=== What to work on ===
Look through the material and copy each line holding "ylabel".

=== Records for the exercise ===
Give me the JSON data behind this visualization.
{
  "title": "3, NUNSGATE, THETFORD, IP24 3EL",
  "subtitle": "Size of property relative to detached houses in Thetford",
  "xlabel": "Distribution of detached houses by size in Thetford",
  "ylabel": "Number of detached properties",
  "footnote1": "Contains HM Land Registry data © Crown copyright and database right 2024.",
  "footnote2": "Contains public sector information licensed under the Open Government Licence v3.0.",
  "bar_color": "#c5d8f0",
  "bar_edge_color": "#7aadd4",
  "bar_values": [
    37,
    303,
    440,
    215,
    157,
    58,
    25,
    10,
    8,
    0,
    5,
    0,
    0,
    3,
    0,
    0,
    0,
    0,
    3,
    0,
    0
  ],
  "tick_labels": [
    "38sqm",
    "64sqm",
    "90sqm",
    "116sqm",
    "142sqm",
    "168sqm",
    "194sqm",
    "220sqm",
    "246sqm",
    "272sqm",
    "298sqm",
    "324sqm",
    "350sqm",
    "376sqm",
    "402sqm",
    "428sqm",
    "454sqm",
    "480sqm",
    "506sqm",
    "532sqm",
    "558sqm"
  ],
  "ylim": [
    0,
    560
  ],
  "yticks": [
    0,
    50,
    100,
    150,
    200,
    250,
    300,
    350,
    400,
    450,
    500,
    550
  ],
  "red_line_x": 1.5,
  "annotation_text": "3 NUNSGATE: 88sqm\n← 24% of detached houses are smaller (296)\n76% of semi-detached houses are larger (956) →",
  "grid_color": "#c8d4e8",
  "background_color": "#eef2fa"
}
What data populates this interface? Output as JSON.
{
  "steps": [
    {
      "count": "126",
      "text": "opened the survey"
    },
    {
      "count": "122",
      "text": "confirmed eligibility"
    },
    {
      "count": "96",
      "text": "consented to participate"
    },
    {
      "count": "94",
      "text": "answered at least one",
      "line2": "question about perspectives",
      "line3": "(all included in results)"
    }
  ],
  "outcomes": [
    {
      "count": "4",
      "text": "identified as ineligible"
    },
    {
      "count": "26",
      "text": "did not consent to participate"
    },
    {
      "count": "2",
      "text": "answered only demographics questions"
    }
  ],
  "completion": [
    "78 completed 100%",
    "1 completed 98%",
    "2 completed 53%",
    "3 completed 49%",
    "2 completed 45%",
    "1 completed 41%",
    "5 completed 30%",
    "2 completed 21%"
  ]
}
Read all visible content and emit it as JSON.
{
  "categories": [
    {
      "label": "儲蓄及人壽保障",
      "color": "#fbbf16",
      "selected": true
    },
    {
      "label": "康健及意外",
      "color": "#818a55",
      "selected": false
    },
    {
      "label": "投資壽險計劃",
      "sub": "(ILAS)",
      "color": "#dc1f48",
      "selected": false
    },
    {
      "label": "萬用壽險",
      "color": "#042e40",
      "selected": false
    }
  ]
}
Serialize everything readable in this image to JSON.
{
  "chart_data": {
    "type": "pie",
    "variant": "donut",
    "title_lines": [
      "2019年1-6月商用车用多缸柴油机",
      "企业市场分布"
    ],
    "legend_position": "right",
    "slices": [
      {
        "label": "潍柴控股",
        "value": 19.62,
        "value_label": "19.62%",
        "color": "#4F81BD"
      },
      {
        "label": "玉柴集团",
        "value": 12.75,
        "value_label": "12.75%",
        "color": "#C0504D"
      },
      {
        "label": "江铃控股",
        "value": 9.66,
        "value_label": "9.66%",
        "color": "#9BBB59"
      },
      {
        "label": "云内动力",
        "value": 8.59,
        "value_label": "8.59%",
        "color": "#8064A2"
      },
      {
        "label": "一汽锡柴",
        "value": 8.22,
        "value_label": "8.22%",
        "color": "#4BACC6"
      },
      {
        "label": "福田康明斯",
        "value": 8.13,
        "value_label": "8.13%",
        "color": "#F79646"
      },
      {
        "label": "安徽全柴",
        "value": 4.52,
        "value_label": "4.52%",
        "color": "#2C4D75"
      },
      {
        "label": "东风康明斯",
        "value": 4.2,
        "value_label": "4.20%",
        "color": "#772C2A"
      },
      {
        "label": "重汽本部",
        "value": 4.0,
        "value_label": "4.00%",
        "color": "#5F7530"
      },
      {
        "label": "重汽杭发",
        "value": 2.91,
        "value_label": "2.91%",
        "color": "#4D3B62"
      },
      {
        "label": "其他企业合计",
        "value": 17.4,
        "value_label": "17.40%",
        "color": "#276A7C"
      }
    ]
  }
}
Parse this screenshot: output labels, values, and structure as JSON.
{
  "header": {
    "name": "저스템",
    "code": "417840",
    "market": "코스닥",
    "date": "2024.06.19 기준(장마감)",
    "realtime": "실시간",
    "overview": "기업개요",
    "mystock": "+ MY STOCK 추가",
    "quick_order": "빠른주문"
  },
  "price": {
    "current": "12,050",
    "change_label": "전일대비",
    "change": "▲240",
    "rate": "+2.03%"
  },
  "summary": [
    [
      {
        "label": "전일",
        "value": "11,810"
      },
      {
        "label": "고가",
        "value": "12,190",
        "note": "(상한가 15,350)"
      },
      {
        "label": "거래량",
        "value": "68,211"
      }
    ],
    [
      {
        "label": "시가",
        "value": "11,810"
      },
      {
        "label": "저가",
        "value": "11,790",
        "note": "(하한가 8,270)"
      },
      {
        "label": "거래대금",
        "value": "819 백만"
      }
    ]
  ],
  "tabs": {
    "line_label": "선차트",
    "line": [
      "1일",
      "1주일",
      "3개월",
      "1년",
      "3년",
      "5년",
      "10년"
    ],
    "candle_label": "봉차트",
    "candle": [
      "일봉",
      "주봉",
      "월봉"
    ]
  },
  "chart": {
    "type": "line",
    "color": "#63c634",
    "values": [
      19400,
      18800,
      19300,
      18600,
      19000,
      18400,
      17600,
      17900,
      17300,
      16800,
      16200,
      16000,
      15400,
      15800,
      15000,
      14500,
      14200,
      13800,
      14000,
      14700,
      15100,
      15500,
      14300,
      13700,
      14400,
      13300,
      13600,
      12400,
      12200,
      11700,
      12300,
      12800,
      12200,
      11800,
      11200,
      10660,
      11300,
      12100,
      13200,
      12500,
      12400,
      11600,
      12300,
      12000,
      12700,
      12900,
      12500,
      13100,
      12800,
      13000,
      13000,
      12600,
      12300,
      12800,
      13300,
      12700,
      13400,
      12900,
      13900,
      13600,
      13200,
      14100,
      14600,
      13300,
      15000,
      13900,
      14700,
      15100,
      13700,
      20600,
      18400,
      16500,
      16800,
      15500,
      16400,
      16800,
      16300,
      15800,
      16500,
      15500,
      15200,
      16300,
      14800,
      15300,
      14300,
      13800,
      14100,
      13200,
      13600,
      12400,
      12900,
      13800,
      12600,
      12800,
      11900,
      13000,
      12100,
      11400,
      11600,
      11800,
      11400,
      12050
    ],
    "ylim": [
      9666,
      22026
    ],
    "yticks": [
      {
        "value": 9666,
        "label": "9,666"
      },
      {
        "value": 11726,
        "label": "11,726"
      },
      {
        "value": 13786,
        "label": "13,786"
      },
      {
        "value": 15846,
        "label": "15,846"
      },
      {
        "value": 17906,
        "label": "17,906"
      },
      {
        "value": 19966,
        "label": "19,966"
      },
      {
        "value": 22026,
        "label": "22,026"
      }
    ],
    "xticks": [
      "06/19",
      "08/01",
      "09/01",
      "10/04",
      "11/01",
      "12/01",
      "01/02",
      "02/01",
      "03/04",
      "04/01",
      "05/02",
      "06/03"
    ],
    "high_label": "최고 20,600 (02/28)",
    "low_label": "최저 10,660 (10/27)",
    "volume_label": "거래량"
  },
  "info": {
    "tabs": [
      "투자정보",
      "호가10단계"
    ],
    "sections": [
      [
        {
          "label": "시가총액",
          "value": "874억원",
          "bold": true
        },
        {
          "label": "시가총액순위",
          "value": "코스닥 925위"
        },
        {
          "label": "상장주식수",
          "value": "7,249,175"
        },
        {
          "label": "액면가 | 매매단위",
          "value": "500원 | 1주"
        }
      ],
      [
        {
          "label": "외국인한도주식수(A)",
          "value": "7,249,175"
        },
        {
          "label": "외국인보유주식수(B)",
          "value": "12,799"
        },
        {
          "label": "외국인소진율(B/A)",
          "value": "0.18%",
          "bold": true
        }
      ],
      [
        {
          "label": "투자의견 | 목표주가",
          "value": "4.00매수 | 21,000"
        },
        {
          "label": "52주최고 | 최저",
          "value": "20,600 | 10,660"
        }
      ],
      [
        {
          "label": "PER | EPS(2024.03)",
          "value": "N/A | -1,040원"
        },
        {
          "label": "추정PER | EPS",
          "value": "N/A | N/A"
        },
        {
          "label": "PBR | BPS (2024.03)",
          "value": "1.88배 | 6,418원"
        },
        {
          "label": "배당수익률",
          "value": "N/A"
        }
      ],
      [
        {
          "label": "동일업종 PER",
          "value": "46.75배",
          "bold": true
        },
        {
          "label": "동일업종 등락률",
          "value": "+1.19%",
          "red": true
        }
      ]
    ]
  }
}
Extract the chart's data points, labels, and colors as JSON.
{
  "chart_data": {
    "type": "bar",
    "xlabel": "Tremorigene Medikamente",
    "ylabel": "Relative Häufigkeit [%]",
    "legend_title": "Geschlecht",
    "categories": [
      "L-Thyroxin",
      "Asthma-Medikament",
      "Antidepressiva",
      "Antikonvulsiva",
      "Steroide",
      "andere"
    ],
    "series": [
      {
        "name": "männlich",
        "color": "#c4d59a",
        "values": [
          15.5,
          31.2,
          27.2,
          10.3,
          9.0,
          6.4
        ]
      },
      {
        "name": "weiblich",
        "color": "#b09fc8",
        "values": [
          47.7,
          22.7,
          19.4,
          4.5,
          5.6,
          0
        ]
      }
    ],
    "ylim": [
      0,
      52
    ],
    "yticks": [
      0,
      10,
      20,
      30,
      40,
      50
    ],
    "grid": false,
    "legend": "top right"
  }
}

=== Result below ===
  "ylabel": "Number of detached properties",
    "ylabel": "Relative Häufigkeit [%]",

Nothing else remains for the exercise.